Gather all lines with the word "used" in them.

[Items from a data source]
* * * * *

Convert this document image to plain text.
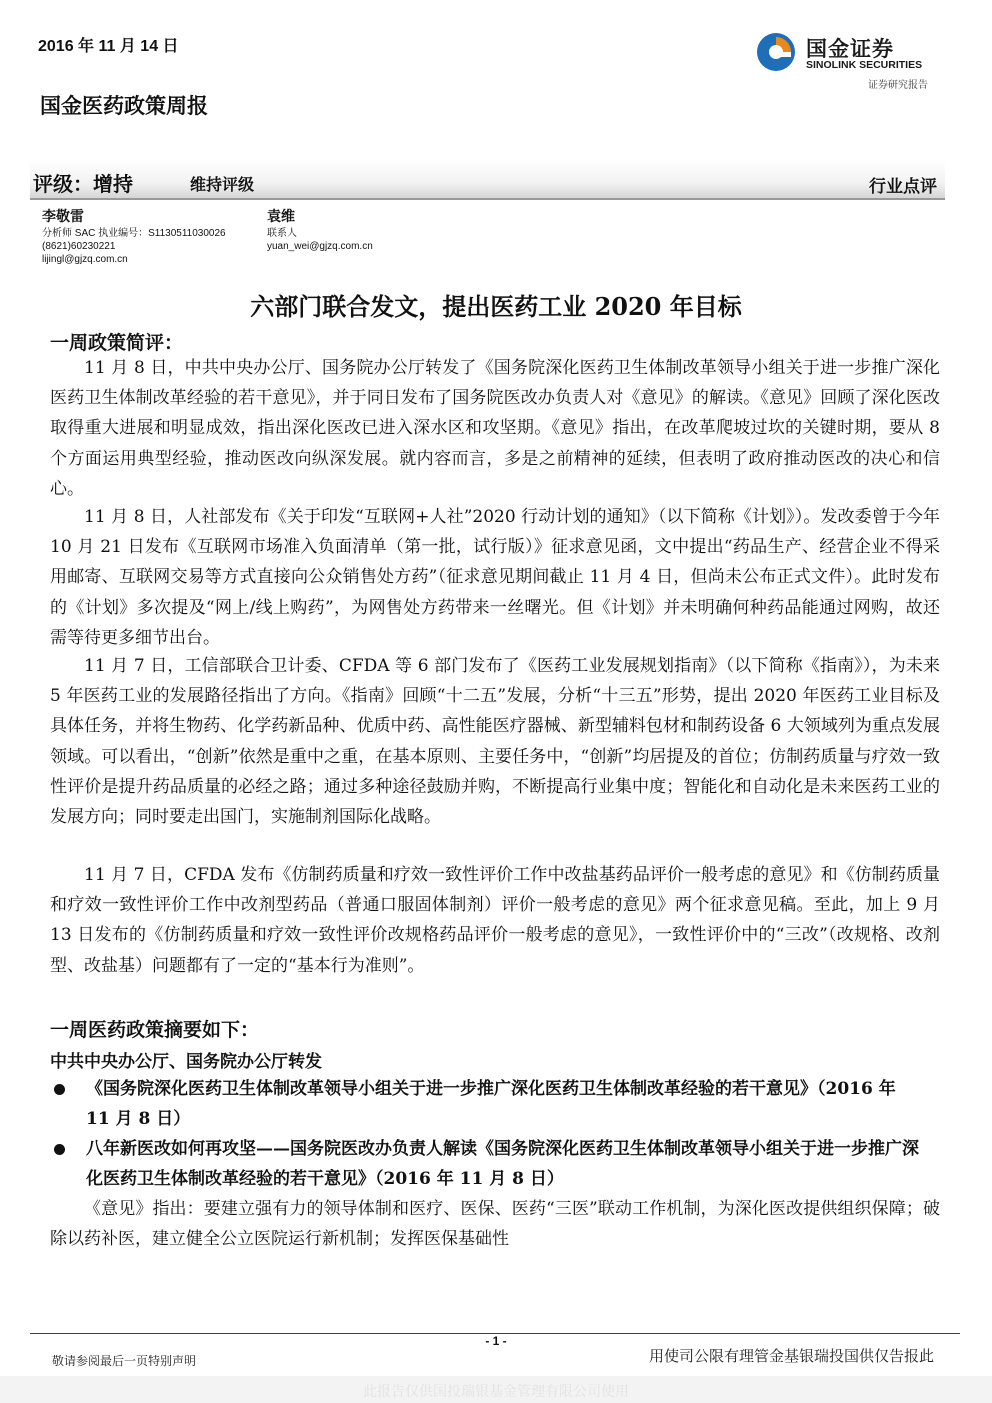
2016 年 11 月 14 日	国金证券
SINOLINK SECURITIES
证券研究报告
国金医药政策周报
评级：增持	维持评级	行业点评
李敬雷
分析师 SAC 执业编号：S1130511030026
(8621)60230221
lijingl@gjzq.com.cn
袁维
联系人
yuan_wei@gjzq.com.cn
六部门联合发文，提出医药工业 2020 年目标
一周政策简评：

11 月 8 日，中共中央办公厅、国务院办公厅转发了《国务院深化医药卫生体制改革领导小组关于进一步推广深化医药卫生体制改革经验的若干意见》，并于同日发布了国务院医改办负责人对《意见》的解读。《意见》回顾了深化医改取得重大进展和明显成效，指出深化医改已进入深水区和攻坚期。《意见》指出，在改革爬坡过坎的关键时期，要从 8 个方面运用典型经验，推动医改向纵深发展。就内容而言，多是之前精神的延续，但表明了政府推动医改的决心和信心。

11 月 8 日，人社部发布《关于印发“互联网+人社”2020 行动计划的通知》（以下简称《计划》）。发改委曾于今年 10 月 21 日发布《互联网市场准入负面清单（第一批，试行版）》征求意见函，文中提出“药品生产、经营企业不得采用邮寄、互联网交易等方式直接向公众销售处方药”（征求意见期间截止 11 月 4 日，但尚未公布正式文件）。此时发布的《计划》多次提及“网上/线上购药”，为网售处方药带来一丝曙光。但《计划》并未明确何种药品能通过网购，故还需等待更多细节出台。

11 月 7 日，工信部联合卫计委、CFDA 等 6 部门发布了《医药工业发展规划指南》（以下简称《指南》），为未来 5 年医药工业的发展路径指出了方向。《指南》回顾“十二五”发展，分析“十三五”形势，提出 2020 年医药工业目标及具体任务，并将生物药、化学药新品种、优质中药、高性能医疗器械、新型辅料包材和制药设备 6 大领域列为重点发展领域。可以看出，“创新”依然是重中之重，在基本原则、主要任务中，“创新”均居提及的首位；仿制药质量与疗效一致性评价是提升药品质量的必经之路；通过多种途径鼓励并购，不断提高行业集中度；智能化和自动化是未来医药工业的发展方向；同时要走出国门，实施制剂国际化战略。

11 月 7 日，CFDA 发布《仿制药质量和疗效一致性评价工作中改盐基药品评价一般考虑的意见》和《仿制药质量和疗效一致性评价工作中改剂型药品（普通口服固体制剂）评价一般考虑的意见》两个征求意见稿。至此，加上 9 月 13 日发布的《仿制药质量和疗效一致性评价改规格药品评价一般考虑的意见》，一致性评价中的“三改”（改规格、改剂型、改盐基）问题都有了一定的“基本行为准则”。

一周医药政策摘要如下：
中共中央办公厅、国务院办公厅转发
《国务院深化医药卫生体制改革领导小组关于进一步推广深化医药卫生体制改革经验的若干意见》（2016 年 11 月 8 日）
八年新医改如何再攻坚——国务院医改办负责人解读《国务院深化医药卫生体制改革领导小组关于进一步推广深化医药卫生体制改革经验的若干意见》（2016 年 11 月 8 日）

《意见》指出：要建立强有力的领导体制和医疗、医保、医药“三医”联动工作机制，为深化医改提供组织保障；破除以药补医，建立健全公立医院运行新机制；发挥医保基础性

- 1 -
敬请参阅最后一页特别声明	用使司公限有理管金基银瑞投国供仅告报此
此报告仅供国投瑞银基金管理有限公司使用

* * * * *

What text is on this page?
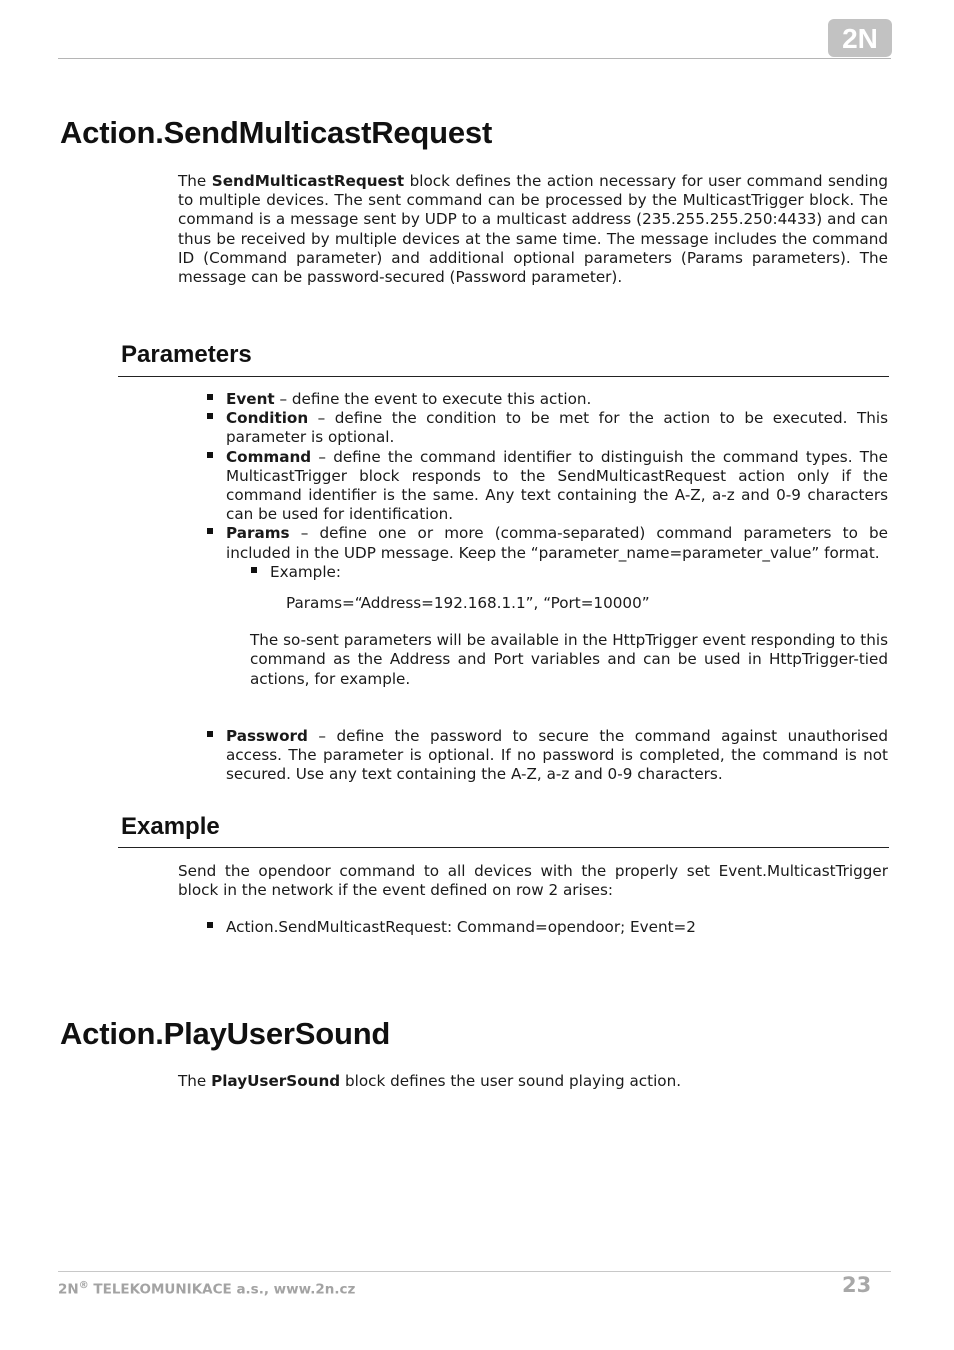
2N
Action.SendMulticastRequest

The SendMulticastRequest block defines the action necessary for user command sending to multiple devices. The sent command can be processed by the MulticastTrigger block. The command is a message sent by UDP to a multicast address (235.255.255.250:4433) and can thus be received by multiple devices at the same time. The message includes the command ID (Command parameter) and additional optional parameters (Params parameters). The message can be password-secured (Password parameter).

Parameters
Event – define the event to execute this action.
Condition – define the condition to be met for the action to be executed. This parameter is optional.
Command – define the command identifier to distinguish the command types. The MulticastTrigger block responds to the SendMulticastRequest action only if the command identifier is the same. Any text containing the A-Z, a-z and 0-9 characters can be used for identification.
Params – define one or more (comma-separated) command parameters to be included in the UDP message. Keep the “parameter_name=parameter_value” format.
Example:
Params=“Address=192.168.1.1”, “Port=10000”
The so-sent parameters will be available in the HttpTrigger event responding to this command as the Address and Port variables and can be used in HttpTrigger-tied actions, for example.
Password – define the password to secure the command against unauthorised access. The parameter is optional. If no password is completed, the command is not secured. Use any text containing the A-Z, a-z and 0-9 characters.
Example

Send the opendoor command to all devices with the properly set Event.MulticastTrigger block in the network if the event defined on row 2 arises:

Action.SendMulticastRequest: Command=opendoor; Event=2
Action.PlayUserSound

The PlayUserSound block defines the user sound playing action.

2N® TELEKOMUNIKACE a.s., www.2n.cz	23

* * * * *

### COMPLETE OUTPUT
Command – define the command identifier to distinguish the command types. The MulticastTrigger block responds to the SendMulticastRequest action only if the command identifier is the same. Any text containing the A-Z, a-z and 0-9 characters can be used for identification.
The so-sent parameters will be available in the HttpTrigger event responding to this command as the Address and Port variables and can be used in HttpTrigger-tied actions, for example.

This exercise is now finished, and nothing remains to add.